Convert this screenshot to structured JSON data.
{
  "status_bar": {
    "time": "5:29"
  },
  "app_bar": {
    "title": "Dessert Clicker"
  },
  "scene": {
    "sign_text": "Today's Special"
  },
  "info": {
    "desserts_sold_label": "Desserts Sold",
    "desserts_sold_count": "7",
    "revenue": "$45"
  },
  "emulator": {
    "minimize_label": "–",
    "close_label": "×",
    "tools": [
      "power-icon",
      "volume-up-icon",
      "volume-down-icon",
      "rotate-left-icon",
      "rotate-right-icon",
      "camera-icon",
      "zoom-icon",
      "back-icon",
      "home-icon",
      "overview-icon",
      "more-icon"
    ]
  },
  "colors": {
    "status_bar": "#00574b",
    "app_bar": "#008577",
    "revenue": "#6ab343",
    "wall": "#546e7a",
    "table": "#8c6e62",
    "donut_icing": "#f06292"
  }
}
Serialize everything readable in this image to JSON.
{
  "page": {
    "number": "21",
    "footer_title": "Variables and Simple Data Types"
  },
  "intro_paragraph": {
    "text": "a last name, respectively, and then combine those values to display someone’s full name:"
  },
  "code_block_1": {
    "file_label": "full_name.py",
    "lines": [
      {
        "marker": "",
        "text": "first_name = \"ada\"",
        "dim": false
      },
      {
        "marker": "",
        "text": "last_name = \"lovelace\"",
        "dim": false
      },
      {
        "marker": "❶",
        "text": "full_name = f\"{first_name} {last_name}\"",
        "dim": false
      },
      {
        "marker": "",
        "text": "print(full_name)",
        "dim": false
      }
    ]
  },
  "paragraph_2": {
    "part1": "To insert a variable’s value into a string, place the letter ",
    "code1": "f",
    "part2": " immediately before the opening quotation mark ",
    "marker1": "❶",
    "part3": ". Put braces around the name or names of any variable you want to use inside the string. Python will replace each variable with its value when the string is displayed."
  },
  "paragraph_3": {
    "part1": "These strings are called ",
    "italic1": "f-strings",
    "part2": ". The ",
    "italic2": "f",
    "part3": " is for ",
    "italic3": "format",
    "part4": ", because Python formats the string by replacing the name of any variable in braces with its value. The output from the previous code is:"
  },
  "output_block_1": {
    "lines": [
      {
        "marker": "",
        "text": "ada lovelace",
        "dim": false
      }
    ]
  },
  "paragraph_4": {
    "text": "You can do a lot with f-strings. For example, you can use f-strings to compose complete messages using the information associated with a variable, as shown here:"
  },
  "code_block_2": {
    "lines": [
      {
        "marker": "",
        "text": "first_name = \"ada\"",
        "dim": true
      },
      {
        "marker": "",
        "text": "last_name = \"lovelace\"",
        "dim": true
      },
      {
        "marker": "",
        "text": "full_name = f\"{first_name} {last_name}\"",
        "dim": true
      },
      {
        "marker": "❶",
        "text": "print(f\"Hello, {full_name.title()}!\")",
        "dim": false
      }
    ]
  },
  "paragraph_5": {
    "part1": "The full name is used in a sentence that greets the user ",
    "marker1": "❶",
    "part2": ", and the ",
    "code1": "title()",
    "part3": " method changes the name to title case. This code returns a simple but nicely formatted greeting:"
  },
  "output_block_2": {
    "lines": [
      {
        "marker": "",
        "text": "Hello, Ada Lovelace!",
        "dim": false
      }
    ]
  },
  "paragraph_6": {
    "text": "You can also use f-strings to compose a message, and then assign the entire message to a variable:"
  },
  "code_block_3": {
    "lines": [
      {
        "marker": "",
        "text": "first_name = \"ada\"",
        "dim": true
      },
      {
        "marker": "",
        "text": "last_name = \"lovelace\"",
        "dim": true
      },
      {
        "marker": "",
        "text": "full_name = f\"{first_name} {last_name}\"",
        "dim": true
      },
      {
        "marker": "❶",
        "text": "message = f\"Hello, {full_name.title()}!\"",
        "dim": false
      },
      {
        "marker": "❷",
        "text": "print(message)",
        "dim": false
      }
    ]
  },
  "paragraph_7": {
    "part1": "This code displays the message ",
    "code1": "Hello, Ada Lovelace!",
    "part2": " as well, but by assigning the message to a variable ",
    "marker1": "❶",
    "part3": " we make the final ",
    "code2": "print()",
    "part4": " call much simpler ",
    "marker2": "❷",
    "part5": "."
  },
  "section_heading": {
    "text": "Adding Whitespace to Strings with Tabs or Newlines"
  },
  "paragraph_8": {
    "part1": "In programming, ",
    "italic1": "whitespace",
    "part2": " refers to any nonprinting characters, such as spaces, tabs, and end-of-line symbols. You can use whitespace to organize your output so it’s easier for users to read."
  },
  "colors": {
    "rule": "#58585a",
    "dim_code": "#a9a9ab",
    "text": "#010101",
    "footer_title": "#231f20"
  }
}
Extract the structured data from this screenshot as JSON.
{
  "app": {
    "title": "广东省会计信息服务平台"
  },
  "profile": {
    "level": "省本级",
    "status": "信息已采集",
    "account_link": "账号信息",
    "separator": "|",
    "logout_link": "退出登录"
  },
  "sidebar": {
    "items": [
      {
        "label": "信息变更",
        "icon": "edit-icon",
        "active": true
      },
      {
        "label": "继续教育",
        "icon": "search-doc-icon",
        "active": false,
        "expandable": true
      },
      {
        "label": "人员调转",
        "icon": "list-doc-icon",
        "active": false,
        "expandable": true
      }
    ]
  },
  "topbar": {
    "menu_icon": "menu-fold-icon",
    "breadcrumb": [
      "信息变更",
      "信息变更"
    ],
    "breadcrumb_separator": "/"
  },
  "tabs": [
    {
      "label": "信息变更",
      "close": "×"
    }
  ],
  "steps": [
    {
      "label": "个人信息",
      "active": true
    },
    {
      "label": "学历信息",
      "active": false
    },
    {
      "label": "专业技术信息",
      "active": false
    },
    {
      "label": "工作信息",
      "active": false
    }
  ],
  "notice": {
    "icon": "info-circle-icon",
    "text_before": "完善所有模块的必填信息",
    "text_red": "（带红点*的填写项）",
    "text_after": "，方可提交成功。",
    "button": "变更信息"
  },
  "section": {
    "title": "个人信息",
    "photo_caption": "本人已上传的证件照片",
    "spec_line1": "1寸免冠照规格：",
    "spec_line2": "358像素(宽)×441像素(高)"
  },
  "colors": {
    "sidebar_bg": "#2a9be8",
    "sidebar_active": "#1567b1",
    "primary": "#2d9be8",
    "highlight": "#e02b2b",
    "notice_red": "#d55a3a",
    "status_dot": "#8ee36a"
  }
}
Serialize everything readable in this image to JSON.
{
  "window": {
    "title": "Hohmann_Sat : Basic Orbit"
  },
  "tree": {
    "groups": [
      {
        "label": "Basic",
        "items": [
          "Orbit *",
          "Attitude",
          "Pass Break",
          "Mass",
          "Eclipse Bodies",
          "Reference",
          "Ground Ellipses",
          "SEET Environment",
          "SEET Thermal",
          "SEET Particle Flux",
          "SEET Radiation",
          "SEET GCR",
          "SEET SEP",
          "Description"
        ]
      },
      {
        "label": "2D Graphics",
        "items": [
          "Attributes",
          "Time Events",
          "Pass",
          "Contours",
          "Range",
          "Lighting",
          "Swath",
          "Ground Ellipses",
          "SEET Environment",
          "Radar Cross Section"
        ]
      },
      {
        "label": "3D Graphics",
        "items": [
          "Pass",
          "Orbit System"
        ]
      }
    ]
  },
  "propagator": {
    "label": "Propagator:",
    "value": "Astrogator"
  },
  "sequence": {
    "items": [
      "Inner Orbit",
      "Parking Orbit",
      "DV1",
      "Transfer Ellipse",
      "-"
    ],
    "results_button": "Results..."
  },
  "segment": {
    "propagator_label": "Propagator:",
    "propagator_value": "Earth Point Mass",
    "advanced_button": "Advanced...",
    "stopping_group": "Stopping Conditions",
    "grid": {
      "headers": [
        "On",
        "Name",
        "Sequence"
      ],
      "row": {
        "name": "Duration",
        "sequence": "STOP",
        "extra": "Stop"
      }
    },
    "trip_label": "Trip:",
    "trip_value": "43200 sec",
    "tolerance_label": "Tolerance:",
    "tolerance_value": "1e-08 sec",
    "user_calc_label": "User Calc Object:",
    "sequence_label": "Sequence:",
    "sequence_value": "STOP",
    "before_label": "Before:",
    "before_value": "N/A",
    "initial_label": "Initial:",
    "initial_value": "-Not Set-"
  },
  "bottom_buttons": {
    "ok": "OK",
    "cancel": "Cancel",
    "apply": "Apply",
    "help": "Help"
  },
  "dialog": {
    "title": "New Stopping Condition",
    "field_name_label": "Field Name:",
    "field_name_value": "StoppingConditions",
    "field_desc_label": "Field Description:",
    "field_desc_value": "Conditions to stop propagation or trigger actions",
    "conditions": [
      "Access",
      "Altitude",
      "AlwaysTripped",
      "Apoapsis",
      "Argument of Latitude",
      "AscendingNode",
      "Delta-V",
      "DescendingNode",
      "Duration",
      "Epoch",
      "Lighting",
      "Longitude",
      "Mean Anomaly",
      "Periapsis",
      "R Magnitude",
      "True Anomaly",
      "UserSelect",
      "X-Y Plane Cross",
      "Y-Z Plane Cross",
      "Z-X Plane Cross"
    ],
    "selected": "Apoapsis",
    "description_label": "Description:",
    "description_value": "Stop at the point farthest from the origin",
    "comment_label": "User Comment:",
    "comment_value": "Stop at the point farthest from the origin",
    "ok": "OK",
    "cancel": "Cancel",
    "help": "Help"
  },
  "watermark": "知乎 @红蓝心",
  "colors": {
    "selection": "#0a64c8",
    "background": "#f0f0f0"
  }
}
◆ ◆ ◆ ◆
## Given exercise
Check all the records above and select each line where the string "then" is found.

## Complete answer
    "text": "a last name, respectively, and then combine those values to display someone’s full name:"
    "text": "You can also use f-strings to compose a message, and then assign the entire message to a variable:"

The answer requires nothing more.